-------- RAW RECORDS --------
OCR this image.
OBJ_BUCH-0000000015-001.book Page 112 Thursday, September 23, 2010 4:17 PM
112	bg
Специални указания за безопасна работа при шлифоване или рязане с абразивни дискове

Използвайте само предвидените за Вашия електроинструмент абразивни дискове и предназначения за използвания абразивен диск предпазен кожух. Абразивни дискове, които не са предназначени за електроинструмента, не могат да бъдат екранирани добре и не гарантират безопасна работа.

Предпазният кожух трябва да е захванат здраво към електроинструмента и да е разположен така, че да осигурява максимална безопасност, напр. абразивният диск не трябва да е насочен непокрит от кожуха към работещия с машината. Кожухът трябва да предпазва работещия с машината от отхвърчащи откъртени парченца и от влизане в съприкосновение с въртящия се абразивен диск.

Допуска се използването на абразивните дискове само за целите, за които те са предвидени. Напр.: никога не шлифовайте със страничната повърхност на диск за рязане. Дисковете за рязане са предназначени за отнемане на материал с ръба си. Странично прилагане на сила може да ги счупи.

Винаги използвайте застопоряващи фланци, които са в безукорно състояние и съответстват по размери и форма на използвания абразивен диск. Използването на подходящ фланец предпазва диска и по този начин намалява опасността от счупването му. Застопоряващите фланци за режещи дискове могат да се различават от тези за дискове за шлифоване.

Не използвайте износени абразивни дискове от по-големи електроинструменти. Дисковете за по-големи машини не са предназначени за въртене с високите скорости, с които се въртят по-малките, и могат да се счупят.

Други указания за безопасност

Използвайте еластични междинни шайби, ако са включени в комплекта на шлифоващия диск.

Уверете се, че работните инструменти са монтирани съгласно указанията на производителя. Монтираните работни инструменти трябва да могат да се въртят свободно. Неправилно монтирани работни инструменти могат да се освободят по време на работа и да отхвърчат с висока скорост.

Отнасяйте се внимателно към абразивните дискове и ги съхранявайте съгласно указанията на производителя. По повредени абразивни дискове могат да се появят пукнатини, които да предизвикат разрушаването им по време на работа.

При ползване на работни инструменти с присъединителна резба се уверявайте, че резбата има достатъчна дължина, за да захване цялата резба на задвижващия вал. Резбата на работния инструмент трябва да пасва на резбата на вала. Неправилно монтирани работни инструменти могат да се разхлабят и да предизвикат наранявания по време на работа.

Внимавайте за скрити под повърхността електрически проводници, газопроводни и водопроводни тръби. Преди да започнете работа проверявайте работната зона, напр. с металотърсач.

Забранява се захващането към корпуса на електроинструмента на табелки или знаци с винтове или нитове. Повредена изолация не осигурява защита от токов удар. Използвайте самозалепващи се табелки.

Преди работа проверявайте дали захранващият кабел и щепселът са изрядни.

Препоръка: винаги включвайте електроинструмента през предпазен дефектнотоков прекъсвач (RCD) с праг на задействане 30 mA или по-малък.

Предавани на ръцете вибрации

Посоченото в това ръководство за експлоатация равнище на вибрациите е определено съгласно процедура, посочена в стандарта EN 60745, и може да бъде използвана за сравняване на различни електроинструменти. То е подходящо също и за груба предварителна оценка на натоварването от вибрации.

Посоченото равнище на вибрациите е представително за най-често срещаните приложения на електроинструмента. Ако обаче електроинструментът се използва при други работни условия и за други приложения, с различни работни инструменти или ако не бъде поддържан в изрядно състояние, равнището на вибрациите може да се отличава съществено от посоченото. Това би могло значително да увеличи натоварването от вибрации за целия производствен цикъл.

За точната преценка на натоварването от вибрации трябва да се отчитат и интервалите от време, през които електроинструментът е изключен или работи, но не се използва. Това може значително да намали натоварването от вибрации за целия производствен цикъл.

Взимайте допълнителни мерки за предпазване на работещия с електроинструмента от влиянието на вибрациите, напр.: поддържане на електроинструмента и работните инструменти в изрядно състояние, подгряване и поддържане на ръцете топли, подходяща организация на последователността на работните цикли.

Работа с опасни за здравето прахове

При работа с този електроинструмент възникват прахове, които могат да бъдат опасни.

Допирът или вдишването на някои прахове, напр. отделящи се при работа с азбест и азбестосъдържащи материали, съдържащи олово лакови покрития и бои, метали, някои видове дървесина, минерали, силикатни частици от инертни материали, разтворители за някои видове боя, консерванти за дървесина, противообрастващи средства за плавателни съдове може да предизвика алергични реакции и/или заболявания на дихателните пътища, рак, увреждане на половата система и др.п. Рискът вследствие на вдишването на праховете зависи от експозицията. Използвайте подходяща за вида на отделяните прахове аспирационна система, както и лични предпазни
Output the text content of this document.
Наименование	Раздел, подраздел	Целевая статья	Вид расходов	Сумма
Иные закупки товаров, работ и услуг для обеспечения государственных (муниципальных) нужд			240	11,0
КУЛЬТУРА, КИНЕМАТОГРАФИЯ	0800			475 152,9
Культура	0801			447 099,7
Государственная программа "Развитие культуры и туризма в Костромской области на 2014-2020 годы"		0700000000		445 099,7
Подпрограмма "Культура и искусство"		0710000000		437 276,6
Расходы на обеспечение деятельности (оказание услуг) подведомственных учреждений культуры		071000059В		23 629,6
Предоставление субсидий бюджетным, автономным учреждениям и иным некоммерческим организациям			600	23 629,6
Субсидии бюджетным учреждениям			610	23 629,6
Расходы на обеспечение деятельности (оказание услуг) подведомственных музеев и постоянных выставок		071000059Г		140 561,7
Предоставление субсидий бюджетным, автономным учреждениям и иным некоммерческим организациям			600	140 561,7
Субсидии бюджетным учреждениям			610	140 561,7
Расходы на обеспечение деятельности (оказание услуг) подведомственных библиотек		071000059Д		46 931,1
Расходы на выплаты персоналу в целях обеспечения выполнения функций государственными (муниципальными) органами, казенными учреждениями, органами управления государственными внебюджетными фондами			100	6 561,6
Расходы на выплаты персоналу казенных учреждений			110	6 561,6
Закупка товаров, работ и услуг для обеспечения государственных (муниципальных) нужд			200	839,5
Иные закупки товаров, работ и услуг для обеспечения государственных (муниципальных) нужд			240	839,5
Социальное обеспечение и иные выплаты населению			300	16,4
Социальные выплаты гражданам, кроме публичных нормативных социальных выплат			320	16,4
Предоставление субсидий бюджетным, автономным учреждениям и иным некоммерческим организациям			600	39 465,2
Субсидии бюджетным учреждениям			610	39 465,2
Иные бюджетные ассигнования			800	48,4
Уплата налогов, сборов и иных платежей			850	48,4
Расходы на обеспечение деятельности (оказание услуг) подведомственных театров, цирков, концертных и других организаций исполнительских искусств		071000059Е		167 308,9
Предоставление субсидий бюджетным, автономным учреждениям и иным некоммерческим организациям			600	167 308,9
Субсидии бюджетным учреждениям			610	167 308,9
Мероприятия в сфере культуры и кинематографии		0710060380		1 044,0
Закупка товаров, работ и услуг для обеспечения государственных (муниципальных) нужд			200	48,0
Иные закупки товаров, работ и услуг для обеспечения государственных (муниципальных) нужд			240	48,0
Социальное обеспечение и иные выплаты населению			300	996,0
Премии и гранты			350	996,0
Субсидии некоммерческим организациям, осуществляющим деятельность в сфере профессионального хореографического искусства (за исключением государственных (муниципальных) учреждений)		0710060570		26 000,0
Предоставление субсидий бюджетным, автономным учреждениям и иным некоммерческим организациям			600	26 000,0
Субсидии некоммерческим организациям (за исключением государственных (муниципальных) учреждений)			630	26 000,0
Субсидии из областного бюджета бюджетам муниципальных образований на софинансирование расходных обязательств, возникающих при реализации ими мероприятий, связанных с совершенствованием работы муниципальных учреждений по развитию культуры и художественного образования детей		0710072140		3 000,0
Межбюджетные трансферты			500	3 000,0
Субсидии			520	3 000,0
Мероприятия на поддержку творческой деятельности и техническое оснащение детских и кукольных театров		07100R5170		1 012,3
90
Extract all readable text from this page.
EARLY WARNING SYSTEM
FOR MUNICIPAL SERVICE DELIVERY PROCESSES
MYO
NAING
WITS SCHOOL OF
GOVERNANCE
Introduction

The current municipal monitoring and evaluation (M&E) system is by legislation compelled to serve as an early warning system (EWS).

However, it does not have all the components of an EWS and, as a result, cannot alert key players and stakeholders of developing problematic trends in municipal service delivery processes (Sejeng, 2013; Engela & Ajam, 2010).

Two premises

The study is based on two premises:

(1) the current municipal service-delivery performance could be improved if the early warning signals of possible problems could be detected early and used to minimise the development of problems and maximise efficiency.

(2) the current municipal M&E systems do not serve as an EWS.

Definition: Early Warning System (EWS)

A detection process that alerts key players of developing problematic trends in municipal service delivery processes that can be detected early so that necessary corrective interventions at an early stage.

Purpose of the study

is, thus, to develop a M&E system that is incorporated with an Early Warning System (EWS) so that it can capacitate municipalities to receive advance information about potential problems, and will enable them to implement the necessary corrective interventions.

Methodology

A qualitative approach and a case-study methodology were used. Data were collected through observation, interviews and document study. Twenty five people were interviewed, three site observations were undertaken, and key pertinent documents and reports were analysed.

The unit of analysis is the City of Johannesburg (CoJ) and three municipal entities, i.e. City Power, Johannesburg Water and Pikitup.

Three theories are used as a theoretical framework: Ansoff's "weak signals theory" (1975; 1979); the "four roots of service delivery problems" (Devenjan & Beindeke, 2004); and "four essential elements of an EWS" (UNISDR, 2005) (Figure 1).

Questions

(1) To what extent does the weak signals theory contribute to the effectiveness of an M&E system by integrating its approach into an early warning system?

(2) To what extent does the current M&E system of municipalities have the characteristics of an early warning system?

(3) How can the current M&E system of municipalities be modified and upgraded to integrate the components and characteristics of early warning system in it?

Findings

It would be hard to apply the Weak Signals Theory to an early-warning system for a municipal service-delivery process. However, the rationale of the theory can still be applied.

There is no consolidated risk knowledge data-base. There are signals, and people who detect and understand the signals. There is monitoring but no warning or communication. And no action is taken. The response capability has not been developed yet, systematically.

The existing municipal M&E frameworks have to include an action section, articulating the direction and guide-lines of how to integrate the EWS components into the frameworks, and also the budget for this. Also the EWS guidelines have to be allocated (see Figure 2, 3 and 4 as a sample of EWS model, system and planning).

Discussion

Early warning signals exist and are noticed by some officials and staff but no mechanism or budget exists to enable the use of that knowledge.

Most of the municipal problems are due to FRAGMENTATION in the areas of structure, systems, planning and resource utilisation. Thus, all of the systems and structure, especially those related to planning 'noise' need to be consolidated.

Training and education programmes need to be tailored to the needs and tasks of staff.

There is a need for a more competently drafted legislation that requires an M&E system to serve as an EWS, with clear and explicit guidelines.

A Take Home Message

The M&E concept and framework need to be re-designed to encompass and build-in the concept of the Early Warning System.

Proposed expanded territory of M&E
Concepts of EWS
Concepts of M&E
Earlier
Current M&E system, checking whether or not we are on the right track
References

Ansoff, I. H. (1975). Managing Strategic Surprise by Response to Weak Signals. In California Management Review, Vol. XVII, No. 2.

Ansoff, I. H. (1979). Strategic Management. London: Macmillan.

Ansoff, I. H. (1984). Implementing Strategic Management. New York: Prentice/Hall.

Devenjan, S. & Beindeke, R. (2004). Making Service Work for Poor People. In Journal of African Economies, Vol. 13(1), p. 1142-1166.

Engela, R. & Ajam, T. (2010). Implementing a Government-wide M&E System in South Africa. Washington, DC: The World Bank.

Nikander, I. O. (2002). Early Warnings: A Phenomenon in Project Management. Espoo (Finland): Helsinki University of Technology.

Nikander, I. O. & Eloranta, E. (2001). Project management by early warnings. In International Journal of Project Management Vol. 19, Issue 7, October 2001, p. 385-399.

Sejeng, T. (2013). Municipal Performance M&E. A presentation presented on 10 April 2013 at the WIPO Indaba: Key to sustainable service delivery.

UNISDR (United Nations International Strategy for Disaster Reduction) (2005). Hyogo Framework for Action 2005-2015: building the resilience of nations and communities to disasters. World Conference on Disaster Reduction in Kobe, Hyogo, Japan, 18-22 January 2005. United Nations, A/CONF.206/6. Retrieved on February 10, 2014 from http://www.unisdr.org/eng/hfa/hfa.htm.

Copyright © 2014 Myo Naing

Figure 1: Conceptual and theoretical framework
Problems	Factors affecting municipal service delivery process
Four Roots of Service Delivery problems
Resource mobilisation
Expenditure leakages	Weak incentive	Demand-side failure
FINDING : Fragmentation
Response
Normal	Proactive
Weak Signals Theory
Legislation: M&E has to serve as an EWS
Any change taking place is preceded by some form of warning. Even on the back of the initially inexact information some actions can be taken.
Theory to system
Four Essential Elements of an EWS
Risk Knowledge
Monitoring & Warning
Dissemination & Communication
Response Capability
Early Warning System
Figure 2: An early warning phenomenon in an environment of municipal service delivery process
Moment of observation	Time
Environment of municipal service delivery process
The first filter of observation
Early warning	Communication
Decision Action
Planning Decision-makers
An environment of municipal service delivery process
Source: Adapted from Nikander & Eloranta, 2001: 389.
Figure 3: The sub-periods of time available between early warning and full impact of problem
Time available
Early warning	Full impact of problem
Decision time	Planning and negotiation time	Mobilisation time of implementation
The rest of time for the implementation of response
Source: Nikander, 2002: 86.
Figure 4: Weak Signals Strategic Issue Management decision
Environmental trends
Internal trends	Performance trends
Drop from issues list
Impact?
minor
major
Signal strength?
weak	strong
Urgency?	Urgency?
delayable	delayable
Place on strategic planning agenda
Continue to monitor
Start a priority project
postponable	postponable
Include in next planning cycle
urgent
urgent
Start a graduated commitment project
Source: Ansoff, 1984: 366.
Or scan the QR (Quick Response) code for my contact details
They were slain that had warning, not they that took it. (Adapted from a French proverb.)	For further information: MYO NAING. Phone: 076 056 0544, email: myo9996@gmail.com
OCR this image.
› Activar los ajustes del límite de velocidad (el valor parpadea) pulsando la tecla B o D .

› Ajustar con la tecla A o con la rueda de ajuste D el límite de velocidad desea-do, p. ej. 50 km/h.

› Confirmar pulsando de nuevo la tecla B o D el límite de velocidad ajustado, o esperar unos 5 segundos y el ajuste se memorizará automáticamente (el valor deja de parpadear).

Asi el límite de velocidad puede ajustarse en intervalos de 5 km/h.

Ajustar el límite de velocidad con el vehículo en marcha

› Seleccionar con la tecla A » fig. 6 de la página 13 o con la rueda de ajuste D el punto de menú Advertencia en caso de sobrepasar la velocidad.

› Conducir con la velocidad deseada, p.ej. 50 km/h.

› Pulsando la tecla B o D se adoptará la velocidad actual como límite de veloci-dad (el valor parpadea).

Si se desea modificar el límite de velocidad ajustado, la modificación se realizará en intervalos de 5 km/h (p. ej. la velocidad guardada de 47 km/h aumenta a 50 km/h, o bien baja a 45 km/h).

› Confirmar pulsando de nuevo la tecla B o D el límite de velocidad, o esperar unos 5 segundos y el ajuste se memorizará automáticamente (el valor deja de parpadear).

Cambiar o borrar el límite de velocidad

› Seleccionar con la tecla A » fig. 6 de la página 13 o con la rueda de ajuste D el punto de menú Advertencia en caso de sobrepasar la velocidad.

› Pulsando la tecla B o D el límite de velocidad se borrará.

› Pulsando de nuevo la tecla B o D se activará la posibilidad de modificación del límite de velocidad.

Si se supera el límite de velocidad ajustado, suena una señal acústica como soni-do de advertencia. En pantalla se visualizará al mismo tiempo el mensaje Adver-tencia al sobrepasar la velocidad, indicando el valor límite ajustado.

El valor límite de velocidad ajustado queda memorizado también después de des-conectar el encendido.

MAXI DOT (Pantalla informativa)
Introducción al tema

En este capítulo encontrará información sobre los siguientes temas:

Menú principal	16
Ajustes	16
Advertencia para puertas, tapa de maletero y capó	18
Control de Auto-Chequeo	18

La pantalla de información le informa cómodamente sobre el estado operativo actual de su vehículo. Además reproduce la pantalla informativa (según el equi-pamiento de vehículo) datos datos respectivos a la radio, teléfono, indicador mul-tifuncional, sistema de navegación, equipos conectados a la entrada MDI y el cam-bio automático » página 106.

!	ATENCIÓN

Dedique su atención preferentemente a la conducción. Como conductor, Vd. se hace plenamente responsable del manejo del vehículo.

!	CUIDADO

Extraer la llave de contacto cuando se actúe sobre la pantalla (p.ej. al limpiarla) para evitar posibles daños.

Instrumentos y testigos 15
--------
• [WHAT TO WORK ON]: Count the lines above in which the word "исключением" appears, then state only that count.

• [RESULT BELOW]: 2